▶ **EXCERPT PROVIDED**
This is somewhat like the changing value of houses. For some thirty years houses were investments rather than homes. Their value depended on a market assessment rather than their use to the owner. Houses are once again becoming valuable as homes and living rather than ways to make money.

bob

On Thu, May 24, 2012 at 9:38 AM, Richard Marken rsmarken@gmail.com wrote:

[From Rick Marken (2012.06.24.0840)]

Martin Lewitt (2012 May 24 0331 MDT)–

ML: A tax system where the payment of interest on debt is pre-tax, I.e., deductible but the dividend stream to owners is not deductible, and also taxed as income to the owner, I.e., a double tax, makes debt financing cheaper relative to equity financing and biases the structure of an economy towards inflexible debt financing, increasing risky leverage in the economy, and increasing layoffs of employees and deepening recessions because debt obligations must be met or bankruptcy results. From a macro-economic point of view, an economy is less likely to have recessions and better able to weather recessions if it is not deeply in debt, so equity financing is to be preferred to debt financing.

▶ **CHALLENGE A**
In the email excerpt on houses and debt financing, for about how long were houses treated as investments rather than homes?
▶ **CHALLENGE B**
Pick up the email exchange on debt versus equity financing right after its final sentence and keep writing it.

▶ **INFORMATION PROVIDED**
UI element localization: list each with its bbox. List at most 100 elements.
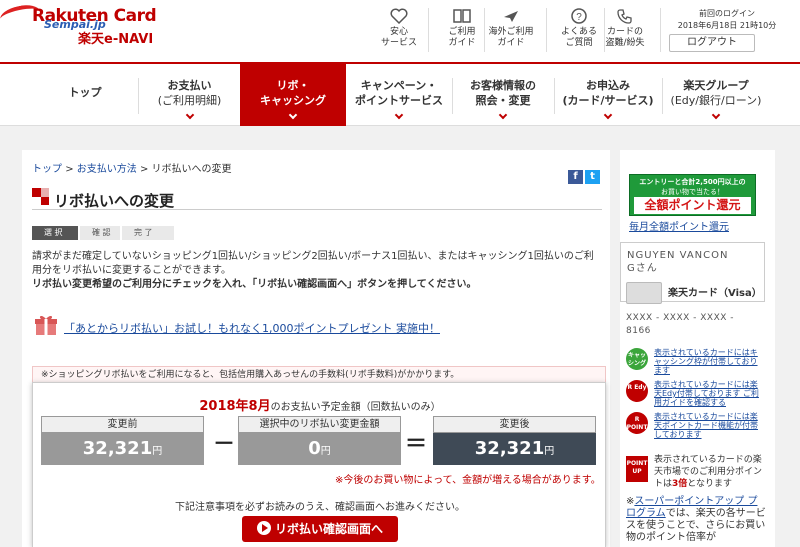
gift-icon (35, 315, 57, 335)
promo-link[interactable]: 「あとからリボ払い」お試し！もれなく1,000ポイントプレゼント 実施中！ (64, 320, 440, 336)
last-login: 前回のログイン 2018年6月18日 21時10分 (672, 8, 782, 32)
header-link-label: カードの 盗難/紛失 (605, 27, 645, 48)
banner-headline: 全額ポイント還元 (634, 197, 751, 214)
card-number: XXXX - XXXX - XXXX - 8166 (626, 313, 735, 336)
step-confirm: 確 認 (80, 226, 120, 240)
main-nav: トップ お支払い (ご利用明細) リボ・ キャッシング キャンペーン・ ポイント… (0, 62, 800, 126)
sidebar: エントリーと合計2,500円以上の お買い物で当たる！ 全額ポイント還元 毎月全… (620, 150, 775, 547)
description: 請求がまだ確定していないショッピング1回払い/ショッピング2回払い/ボーナス1回… (32, 250, 602, 292)
header-link-label: よくある ご質問 (560, 27, 597, 48)
nav-label: リボ・ (276, 79, 310, 92)
payment-heading-text: のお支払い予定金額（回数払いのみ） (270, 402, 441, 413)
banner-line-1: エントリーと合計2,500円以上の (639, 178, 746, 186)
last-login-time: 2018年6月18日 21時10分 (677, 21, 777, 30)
play-icon (256, 521, 271, 535)
header-link-label: ご利用 ガイド (448, 27, 476, 48)
before-change-box: 変更前 32,321円 (41, 416, 204, 466)
service-point-link[interactable]: 表示されているカードには楽天ポイントカード機能が付帯しております (654, 412, 760, 439)
nav-label: キャンペーン・ (360, 79, 438, 92)
user-name: NGUYEN VANCON (627, 250, 729, 261)
selected-amount-box: 選択中のリボ払い変更金額 0円 (238, 416, 401, 466)
revolving-confirm-label: リボ払い確認画面へ (274, 522, 383, 536)
logo-subtitle[interactable]: 楽天e-NAVI (78, 28, 153, 47)
nav-revolving-cashing[interactable]: リボ・ キャッシング (240, 64, 346, 126)
breadcrumb: トップ > お支払い方法 > リボ払いへの変更 (32, 160, 232, 175)
divider (546, 8, 547, 52)
breadcrumb-top[interactable]: トップ (32, 164, 62, 175)
payment-summary-card: 2018年8月のお支払い予定金額（回数払いのみ） 変更前 32,321円 － 選… (32, 382, 606, 547)
nav-label: お支払い (167, 79, 212, 92)
book-icon (453, 9, 471, 23)
nav-label: お客様情報の (470, 79, 536, 92)
breadcrumb-current: リボ払いへの変更 (151, 164, 232, 175)
point-up-info: POINT UP 表示されているカードの楽天市場でのご利用分ポイントは3倍となり… (620, 452, 765, 496)
nav-sublabel: (Edy/銀行/ローン) (670, 94, 762, 107)
selected-amount-label: 選択中のリボ払い変更金額 (238, 416, 401, 433)
campaign-link[interactable]: 毎月全額ポイント還元 (629, 218, 729, 233)
point-up-icon: POINT UP (626, 456, 648, 482)
chevron-down-icon (185, 110, 194, 120)
twitter-icon[interactable]: t (585, 170, 600, 184)
service-cashing-link[interactable]: 表示されているカードにはキャッシング枠が付帯しております (654, 348, 760, 375)
payment-summary-heading: 2018年8月のお支払い予定金額（回数払いのみ） (33, 395, 607, 414)
nav-sublabel: (ご利用明細) (157, 94, 222, 107)
heart-icon (390, 8, 408, 24)
selected-amount-value: 0円 (238, 433, 401, 465)
airplane-icon (504, 11, 518, 22)
after-change-value: 32,321円 (433, 433, 596, 465)
facebook-icon[interactable]: f (568, 170, 583, 184)
spu-info: ※スーパーポイントアップ プログラムでは、楽天の各サービスを使うことで、さらにお… (626, 496, 766, 543)
nav-sublabel: (カード/サービス) (562, 94, 654, 107)
service-point: R POINT 表示されているカードには楽天ポイントカード機能が付帯しております (626, 412, 766, 440)
point-campaign-banner[interactable]: エントリーと合計2,500円以上の お買い物で当たる！ 全額ポイント還元 (629, 174, 756, 216)
nav-application[interactable]: お申込み (カード/サービス) (554, 64, 662, 126)
header-link-lost-card[interactable]: カードの 盗難/紛失 (597, 8, 653, 49)
service-edy: R Edy 表示されているカードには楽天Edy付帯しております ご利用ガイドを確… (626, 380, 766, 408)
edy-icon: R Edy (626, 380, 648, 402)
chevron-down-icon (603, 110, 613, 120)
service-cashing: キャッシング 表示されているカードにはキャッシング枠が付帯しております (626, 348, 766, 376)
after-change-label: 変更後 (433, 416, 596, 433)
card-name: 楽天カード（Visa） (668, 288, 762, 299)
user-honorific: Gさん (627, 263, 658, 274)
nav-payment[interactable]: お支払い (ご利用明細) (139, 64, 240, 126)
chevron-down-icon (711, 110, 721, 120)
header-link-overseas[interactable]: 海外ご利用 ガイド (483, 8, 539, 49)
breadcrumb-payment-method[interactable]: お支払い方法 (77, 164, 137, 175)
nav-rakuten-group[interactable]: 楽天グループ (Edy/銀行/ローン) (662, 64, 770, 126)
svg-text:?: ? (576, 12, 582, 23)
title-mark-icon (32, 188, 50, 206)
description-instruction: リボ払い変更希望のご利用分にチェックを入れ、「リボ払い確認画面へ」ボタンを押して… (32, 279, 477, 290)
last-login-label: 前回のログイン (699, 9, 755, 18)
nav-customer-info[interactable]: お客様情報の 照会・変更 (452, 64, 554, 126)
before-change-label: 変更前 (41, 416, 204, 433)
divider (660, 8, 661, 52)
question-icon: ? (571, 8, 587, 24)
step-complete: 完 了 (122, 226, 174, 240)
share-buttons: ft (566, 169, 600, 184)
nav-campaign[interactable]: キャンペーン・ ポイントサービス (346, 64, 452, 126)
cashing-icon: キャッシング (626, 348, 648, 370)
amount-warning: ※今後のお買い物によって、金額が増える場合があります。 (335, 475, 601, 486)
minus-sign: － (213, 432, 236, 457)
chevron-down-icon (498, 110, 508, 120)
page-title: リボ払いへの変更 (54, 192, 175, 210)
nav-label: 楽天グループ (683, 79, 749, 92)
logout-button[interactable]: ログアウト (669, 34, 755, 52)
page-title-row: リボ払いへの変更 (32, 188, 602, 210)
before-change-value: 32,321円 (41, 433, 204, 465)
service-edy-link[interactable]: 表示されているカードには楽天Edy付帯しております ご利用ガイドを確認する (654, 380, 760, 407)
nav-sublabel: キャッシング (260, 94, 326, 107)
revolving-confirm-button[interactable]: リボ払い確認画面へ (242, 516, 398, 542)
description-text: 請求がまだ確定していないショッピング1回払い/ショッピング2回払い/ボーナス1回… (32, 251, 594, 276)
phone-icon (617, 9, 632, 24)
payment-month: 2018年8月 (199, 399, 271, 414)
header-link-guide[interactable]: ご利用 ガイド (434, 8, 490, 49)
nav-label: お申込み (586, 79, 630, 92)
breadcrumb-separator: > (65, 164, 74, 175)
nav-top[interactable]: トップ (32, 64, 138, 126)
header-link-safety[interactable]: 安心 サービス (371, 8, 427, 49)
breadcrumb-separator: > (139, 164, 149, 175)
header: Rakuten Card Sempai.jp 楽天e-NAVI 安心 サービス … (0, 0, 800, 62)
header-link-label: 安心 サービス (380, 27, 417, 48)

▶ **RIGHT ANSWER A**
For some thirty years.

▶ **RIGHT ANSWER B**
Got data? It would be interesting to see if, indeed, the recession rate goes up during periods when the debt rate is high. And I presume you just mean corporate (or business) debt, not private debt (like mortgage debt).

Without data I’m reluctant to accept your conclusions. This reluctance is based so some extent on my own analysis of the macro economic data which shows a very strong positive relationship between capital gains tax rate and economic growth, suggesting that the alleged “double taxation” of capital gains actually is anti-recessionary

Also, your analysis assumes that what drives economic growth is investment in business. But the macro data shows that increases in investment (public and private) follows growth, which makes sense if you think about it for a second. Businesses invest (expand) when they know there is a market (demand) for what they produce. Of course, the businesses themselves create (and maintain) this demand by paying the workers (and over paying the managers) who produce the goods and services consumed – it’s a closed loop process.And there is really no start to this loop. But apparently the transport lag in the loop leads to the appearance of demand (growth) leading investment.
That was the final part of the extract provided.